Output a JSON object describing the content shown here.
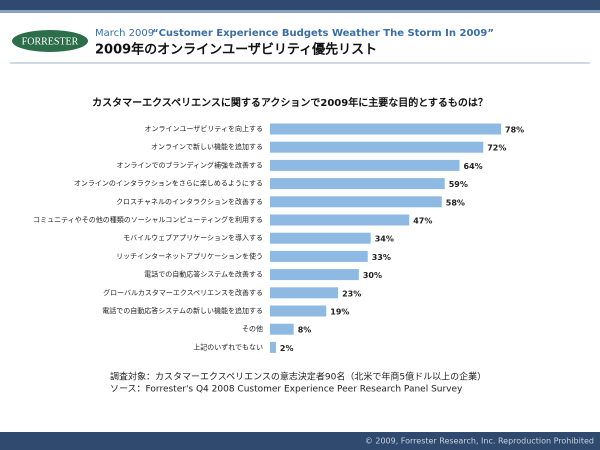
{
  "header": {
    "logo": "FORRESTER",
    "date": "March 2009",
    "report": "“Customer Experience Budgets Weather The Storm In 2009”",
    "title": "2009年のオンラインユーザビリティ優先リスト"
  },
  "chart_data": {
    "type": "bar",
    "title": "カスタマーエクスペリエンスに関するアクションで2009年に主要な目的とするものは？",
    "categories": [
      "オンラインユーザビリティを向上する",
      "オンラインで新しい機能を追加する",
      "オンラインでのブランディング補強を改善する",
      "オンラインのインタラクションをさらに楽しめるようにする",
      "クロスチャネルのインタラクションを改善する",
      "コミュニティやその他の種類のソーシャルコンピューティングを利用する",
      "モバイルウェブアプリケーションを導入する",
      "リッチインターネットアプリケーションを使う",
      "電話での自動応答システムを改善する",
      "グローバルカスタマーエクスペリエンスを改善する",
      "電話での自動応答システムの新しい機能を追加する",
      "その他",
      "上記のいずれでもない"
    ],
    "values": [
      78,
      72,
      64,
      59,
      58,
      47,
      34,
      33,
      30,
      23,
      19,
      8,
      2
    ],
    "value_labels": [
      "78%",
      "72%",
      "64%",
      "59%",
      "58%",
      "47%",
      "34%",
      "33%",
      "30%",
      "23%",
      "19%",
      "8%",
      "2%"
    ],
    "color": "#8db9e3"
  },
  "notes": [
    "調査対象：カスタマーエクスペリエンスの意志決定者90名（北米で年商5億ドル以上の企業）",
    "ソース：Forrester's Q4 2008 Customer Experience Peer Research Panel Survey"
  ],
  "footer": "© 2009, Forrester Research, Inc. Reproduction Prohibited"
}
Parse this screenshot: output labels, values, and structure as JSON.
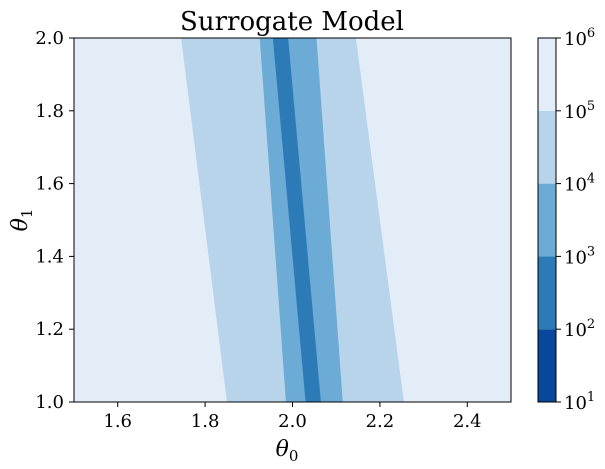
{
  "chart_data": {
    "type": "contour",
    "title": "Surrogate Model",
    "xlabel": "θ",
    "xlabel_sub": "0",
    "ylabel": "θ",
    "ylabel_sub": "1",
    "xlim": [
      1.5,
      2.5
    ],
    "ylim": [
      1.0,
      2.0
    ],
    "x_ticks": [
      1.6,
      1.8,
      2.0,
      2.2,
      2.4
    ],
    "x_tick_labels": [
      "1.6",
      "1.8",
      "2.0",
      "2.2",
      "2.4"
    ],
    "y_ticks": [
      1.0,
      1.2,
      1.4,
      1.6,
      1.8,
      2.0
    ],
    "y_tick_labels": [
      "1.0",
      "1.2",
      "1.4",
      "1.6",
      "1.8",
      "2.0"
    ],
    "colorbar": {
      "scale": "log",
      "tick_labels": [
        {
          "base": "10",
          "exp": "1"
        },
        {
          "base": "10",
          "exp": "2"
        },
        {
          "base": "10",
          "exp": "3"
        },
        {
          "base": "10",
          "exp": "4"
        },
        {
          "base": "10",
          "exp": "5"
        },
        {
          "base": "10",
          "exp": "6"
        }
      ],
      "levels": [
        1,
        2,
        3,
        4,
        5,
        6
      ],
      "colors": [
        "#08479b",
        "#2c7bb7",
        "#6babd6",
        "#b8d4ea",
        "#e2edf8"
      ]
    },
    "bands": [
      {
        "level_range": [
          4,
          5
        ],
        "color": "#b8d4ea",
        "left_at_y1": 1.85,
        "right_at_y1": 2.255,
        "left_at_y2": 1.745,
        "right_at_y2": 2.145
      },
      {
        "level_range": [
          3,
          4
        ],
        "color": "#6babd6",
        "left_at_y1": 1.985,
        "right_at_y1": 2.115,
        "left_at_y2": 1.925,
        "right_at_y2": 2.055
      },
      {
        "level_range": [
          2,
          3
        ],
        "color": "#2c7bb7",
        "left_at_y1": 2.03,
        "right_at_y1": 2.065,
        "left_at_y2": 1.955,
        "right_at_y2": 1.99
      }
    ],
    "background_color": "#e2edf8"
  }
}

--

* **Job**:
Each entry gets copied exactly; the pictures stay out.

* **Written solution**:
Output a JSON object describing the content shown here.
{
  "header": {
    "logo": "FORRESTER",
    "date": "March 2009",
    "report": "“Customer Experience Budgets Weather The Storm In 2009”",
    "title": "2009年のオンラインユーザビリティ優先リスト"
  },
  "chart_data": {
    "type": "bar",
    "title": "カスタマーエクスペリエンスに関するアクションで2009年に主要な目的とするものは？",
    "categories": [
      "オンラインユーザビリティを向上する",
      "オンラインで新しい機能を追加する",
      "オンラインでのブランディング補強を改善する",
      "オンラインのインタラクションをさらに楽しめるようにする",
      "クロスチャネルのインタラクションを改善する",
      "コミュニティやその他の種類のソーシャルコンピューティングを利用する",
      "モバイルウェブアプリケーションを導入する",
      "リッチインターネットアプリケーションを使う",
      "電話での自動応答システムを改善する",
      "グローバルカスタマーエクスペリエンスを改善する",
      "電話での自動応答システムの新しい機能を追加する",
      "その他",
      "上記のいずれでもない"
    ],
    "values": [
      78,
      72,
      64,
      59,
      58,
      47,
      34,
      33,
      30,
      23,
      19,
      8,
      2
    ],
    "value_labels": [
      "78%",
      "72%",
      "64%",
      "59%",
      "58%",
      "47%",
      "34%",
      "33%",
      "30%",
      "23%",
      "19%",
      "8%",
      "2%"
    ],
    "color": "#8db9e3"
  },
  "notes": [
    "調査対象：カスタマーエクスペリエンスの意志決定者90名（北米で年商5億ドル以上の企業）",
    "ソース：Forrester's Q4 2008 Customer Experience Peer Research Panel Survey"
  ],
  "footer": "© 2009, Forrester Research, Inc. Reproduction Prohibited"
}
Parse this screenshot: output labels, values, and structure as JSON.
{
  "chart_data": {
    "type": "contour",
    "title": "Surrogate Model",
    "xlabel": "θ",
    "xlabel_sub": "0",
    "ylabel": "θ",
    "ylabel_sub": "1",
    "xlim": [
      1.5,
      2.5
    ],
    "ylim": [
      1.0,
      2.0
    ],
    "x_ticks": [
      1.6,
      1.8,
      2.0,
      2.2,
      2.4
    ],
    "x_tick_labels": [
      "1.6",
      "1.8",
      "2.0",
      "2.2",
      "2.4"
    ],
    "y_ticks": [
      1.0,
      1.2,
      1.4,
      1.6,
      1.8,
      2.0
    ],
    "y_tick_labels": [
      "1.0",
      "1.2",
      "1.4",
      "1.6",
      "1.8",
      "2.0"
    ],
    "colorbar": {
      "scale": "log",
      "tick_labels": [
        {
          "base": "10",
          "exp": "1"
        },
        {
          "base": "10",
          "exp": "2"
        },
        {
          "base": "10",
          "exp": "3"
        },
        {
          "base": "10",
          "exp": "4"
        },
        {
          "base": "10",
          "exp": "5"
        },
        {
          "base": "10",
          "exp": "6"
        }
      ],
      "levels": [
        1,
        2,
        3,
        4,
        5,
        6
      ],
      "colors": [
        "#08479b",
        "#2c7bb7",
        "#6babd6",
        "#b8d4ea",
        "#e2edf8"
      ]
    },
    "bands": [
      {
        "level_range": [
          4,
          5
        ],
        "color": "#b8d4ea",
        "left_at_y1": 1.85,
        "right_at_y1": 2.255,
        "left_at_y2": 1.745,
        "right_at_y2": 2.145
      },
      {
        "level_range": [
          3,
          4
        ],
        "color": "#6babd6",
        "left_at_y1": 1.985,
        "right_at_y1": 2.115,
        "left_at_y2": 1.925,
        "right_at_y2": 2.055
      },
      {
        "level_range": [
          2,
          3
        ],
        "color": "#2c7bb7",
        "left_at_y1": 2.03,
        "right_at_y1": 2.065,
        "left_at_y2": 1.955,
        "right_at_y2": 1.99
      }
    ],
    "background_color": "#e2edf8"
  }
}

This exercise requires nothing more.